— begin DATA SHOWN —
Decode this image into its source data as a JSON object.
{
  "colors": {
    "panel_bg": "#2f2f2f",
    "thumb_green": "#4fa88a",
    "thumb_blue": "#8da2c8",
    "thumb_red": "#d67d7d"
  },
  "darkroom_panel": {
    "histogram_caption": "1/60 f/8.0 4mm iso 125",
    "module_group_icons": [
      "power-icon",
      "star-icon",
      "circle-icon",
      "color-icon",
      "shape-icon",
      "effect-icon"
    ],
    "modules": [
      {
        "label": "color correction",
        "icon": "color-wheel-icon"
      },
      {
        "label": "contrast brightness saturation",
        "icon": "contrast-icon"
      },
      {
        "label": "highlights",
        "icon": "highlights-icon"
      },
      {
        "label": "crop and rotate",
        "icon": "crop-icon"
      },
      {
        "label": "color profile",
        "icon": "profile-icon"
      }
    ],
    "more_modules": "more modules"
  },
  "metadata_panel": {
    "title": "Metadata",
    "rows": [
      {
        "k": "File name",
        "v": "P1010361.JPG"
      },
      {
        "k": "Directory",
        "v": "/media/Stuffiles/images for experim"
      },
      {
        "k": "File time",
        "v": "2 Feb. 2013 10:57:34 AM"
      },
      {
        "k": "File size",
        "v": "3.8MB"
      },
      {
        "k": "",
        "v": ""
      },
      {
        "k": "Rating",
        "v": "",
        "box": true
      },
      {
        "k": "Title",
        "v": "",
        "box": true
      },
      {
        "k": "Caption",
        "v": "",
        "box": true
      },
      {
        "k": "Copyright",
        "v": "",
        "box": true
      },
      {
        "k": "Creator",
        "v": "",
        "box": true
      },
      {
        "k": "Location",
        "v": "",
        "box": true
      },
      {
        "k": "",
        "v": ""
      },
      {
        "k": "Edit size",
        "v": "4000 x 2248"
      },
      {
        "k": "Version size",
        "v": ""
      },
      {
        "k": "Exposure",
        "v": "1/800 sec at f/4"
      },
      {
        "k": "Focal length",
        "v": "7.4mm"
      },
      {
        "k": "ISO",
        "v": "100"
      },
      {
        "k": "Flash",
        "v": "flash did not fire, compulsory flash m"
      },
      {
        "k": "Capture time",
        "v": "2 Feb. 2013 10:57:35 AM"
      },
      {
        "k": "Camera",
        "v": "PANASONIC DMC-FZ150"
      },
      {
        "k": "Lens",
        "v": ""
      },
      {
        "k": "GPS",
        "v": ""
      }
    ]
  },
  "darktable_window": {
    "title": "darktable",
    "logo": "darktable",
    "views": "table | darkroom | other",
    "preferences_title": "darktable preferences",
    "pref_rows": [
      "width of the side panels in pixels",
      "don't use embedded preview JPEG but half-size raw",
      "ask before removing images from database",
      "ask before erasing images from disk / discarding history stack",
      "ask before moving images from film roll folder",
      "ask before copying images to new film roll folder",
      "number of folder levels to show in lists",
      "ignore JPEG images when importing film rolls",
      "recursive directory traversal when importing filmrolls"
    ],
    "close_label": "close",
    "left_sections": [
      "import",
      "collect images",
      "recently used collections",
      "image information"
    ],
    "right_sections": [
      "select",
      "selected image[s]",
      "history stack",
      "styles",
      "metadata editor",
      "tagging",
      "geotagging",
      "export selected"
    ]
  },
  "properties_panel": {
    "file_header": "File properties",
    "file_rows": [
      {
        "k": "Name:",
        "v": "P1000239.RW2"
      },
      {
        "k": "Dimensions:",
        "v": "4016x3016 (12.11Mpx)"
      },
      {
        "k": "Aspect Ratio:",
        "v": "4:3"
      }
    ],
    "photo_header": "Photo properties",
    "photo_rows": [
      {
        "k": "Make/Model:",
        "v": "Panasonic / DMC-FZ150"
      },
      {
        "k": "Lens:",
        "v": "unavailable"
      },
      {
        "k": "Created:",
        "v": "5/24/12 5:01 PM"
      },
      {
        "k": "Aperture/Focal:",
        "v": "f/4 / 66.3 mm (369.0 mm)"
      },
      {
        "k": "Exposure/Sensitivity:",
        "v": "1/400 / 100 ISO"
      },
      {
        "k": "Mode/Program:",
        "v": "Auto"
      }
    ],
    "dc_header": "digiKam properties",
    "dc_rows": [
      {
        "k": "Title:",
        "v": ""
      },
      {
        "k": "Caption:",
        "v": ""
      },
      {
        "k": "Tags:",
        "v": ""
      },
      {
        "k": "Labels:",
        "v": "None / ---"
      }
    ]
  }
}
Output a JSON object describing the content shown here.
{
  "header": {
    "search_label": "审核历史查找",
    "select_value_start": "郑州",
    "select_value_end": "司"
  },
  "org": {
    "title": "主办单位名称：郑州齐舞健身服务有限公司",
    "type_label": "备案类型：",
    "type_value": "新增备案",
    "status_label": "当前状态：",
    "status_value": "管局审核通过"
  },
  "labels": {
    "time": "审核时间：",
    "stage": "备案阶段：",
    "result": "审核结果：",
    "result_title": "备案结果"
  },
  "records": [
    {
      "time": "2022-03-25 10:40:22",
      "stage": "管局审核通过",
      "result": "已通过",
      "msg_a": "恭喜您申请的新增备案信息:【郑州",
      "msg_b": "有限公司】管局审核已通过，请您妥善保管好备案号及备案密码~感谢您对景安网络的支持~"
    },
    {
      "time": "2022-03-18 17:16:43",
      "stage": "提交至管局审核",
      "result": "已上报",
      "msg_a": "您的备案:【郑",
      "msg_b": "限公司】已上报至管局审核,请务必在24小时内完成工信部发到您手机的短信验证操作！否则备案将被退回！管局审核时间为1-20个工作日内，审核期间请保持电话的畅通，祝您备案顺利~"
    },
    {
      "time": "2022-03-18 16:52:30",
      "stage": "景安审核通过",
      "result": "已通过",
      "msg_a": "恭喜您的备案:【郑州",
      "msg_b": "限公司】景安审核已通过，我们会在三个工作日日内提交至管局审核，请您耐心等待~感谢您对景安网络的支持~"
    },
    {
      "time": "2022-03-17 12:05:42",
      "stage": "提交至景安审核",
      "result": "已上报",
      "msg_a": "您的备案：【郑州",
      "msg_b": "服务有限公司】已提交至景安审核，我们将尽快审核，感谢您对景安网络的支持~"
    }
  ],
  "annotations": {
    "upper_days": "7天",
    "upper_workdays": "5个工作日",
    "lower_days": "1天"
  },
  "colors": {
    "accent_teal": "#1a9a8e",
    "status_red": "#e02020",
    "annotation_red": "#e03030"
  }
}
— end DATA SHOWN —
• GIVEN PROBLEM:
In the material above, show every line where the word "from" turns up.

• ANSWER BELOW:
      "ask before removing images from database",
      "ask before erasing images from disk / discarding history stack",
      "ask before moving images from film roll folder",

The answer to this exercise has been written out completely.